**EXTRACTED RECORDS**:
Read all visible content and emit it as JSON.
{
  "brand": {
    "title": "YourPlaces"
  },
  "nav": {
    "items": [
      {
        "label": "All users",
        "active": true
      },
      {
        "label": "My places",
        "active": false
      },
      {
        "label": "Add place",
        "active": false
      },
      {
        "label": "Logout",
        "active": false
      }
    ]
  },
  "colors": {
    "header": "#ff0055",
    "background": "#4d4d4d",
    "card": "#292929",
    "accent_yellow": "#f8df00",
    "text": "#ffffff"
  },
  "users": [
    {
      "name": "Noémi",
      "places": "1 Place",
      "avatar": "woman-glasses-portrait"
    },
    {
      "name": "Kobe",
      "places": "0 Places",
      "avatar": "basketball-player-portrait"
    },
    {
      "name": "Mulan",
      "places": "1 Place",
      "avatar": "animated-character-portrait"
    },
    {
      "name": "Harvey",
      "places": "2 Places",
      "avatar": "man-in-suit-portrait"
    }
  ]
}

...

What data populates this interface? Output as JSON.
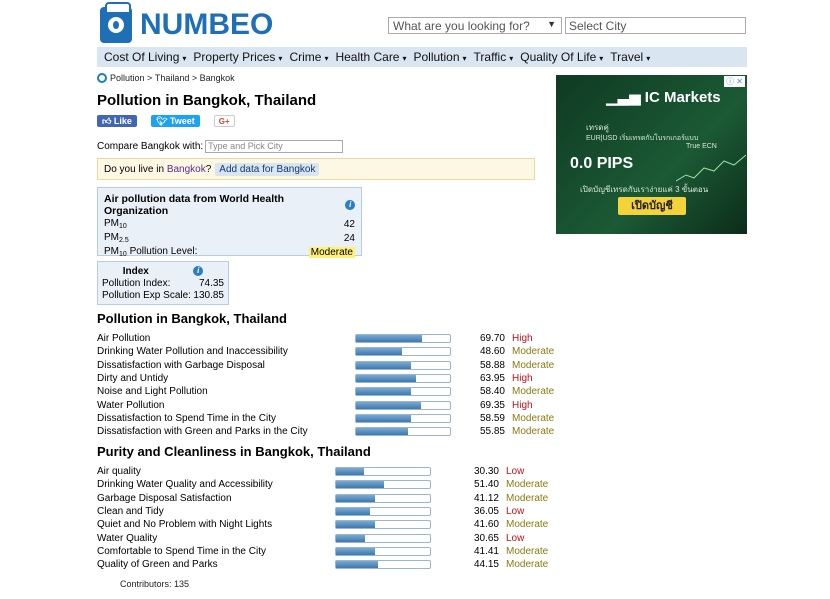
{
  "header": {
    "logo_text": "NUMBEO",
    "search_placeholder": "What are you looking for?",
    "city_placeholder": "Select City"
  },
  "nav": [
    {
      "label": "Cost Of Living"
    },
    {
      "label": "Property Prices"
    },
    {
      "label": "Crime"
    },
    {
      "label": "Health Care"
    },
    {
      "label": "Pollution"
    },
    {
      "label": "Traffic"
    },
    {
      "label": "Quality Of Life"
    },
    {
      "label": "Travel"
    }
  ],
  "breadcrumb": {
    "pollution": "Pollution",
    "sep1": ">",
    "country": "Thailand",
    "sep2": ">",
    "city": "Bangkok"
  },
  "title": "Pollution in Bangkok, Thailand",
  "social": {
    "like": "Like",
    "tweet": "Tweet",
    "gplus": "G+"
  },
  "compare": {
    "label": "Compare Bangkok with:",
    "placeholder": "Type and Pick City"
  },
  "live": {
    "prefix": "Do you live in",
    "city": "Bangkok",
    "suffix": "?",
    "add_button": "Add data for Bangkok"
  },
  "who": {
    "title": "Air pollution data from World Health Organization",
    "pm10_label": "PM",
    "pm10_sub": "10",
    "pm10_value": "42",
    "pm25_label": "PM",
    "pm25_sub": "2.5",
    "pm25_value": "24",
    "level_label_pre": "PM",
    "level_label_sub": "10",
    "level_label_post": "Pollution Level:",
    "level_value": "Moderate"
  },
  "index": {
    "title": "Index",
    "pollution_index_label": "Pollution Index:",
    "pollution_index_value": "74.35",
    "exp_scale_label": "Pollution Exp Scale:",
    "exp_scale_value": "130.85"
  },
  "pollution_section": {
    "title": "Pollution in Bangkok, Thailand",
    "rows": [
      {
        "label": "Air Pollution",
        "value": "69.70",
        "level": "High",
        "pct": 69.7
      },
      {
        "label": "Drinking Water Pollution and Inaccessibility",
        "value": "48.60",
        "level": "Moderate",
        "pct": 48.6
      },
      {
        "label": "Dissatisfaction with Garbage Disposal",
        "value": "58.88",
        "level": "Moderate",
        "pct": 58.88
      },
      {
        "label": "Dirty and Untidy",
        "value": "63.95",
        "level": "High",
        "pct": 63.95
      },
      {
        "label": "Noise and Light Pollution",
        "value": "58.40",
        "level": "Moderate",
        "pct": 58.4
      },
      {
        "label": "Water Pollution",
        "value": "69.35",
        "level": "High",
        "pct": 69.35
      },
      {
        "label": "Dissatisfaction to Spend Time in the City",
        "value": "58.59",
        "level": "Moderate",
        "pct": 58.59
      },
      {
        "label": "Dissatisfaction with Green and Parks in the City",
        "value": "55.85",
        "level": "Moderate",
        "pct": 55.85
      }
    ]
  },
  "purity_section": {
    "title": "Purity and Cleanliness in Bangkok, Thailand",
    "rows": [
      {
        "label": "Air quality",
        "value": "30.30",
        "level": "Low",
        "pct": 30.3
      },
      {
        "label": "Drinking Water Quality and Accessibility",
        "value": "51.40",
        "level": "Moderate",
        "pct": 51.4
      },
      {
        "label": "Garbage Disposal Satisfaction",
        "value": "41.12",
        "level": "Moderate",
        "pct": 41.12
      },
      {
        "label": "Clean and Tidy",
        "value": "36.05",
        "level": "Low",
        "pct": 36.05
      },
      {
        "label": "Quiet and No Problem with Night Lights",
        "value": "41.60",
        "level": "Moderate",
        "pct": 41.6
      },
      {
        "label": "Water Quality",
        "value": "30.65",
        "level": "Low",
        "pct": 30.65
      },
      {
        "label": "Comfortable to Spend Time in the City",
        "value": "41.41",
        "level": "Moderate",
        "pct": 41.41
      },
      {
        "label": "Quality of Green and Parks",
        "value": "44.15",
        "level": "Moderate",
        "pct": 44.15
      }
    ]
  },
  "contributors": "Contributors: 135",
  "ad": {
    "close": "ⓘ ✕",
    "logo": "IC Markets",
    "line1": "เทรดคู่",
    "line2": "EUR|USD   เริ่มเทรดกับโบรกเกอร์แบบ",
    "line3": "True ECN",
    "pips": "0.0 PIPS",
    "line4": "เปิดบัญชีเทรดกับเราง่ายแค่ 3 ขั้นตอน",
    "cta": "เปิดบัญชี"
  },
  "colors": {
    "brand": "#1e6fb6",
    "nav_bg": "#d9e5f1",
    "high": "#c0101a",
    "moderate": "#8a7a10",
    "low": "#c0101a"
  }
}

---

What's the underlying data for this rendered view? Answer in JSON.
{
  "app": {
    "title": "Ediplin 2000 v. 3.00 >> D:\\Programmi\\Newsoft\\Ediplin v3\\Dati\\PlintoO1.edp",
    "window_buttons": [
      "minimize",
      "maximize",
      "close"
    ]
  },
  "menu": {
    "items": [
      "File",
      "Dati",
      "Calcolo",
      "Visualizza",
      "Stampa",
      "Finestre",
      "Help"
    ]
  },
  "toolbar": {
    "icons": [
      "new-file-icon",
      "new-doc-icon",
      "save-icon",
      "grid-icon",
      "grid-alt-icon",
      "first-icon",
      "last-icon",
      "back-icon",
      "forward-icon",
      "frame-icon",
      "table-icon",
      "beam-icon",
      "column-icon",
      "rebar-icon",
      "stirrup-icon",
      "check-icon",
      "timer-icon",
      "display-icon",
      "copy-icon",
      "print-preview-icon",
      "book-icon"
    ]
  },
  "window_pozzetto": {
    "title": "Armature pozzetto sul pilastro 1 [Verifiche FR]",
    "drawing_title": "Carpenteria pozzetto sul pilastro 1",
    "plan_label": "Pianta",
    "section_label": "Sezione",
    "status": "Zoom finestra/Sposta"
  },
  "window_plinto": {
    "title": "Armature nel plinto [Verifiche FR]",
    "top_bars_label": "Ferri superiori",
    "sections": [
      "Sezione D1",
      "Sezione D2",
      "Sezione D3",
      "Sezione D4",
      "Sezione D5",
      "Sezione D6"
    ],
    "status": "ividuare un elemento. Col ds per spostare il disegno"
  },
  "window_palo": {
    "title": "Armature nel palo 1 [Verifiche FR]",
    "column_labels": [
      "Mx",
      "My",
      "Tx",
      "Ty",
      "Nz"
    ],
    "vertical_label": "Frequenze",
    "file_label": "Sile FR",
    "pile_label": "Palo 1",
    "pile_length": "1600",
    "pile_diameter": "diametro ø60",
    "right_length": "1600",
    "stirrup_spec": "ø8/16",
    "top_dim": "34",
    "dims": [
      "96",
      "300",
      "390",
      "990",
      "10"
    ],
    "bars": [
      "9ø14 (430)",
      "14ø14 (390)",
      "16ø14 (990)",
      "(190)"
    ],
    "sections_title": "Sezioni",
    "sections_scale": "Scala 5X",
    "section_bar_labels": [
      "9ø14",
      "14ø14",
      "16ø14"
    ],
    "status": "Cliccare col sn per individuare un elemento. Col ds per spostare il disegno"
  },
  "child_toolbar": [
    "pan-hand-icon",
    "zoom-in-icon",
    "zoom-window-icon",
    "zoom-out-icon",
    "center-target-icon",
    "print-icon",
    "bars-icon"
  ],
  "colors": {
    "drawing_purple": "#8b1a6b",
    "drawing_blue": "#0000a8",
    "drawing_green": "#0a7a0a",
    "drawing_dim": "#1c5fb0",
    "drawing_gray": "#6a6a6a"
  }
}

**TASK STATEMENT**: Scan the material line by line and report each one that contains "Thailand".

**RESPONSE TO THIS TASK**:
    "country": "Thailand",
  "title": "Pollution in Bangkok, Thailand",
    "title": "Pollution in Bangkok, Thailand",
    "title": "Purity and Cleanliness in Bangkok, Thailand",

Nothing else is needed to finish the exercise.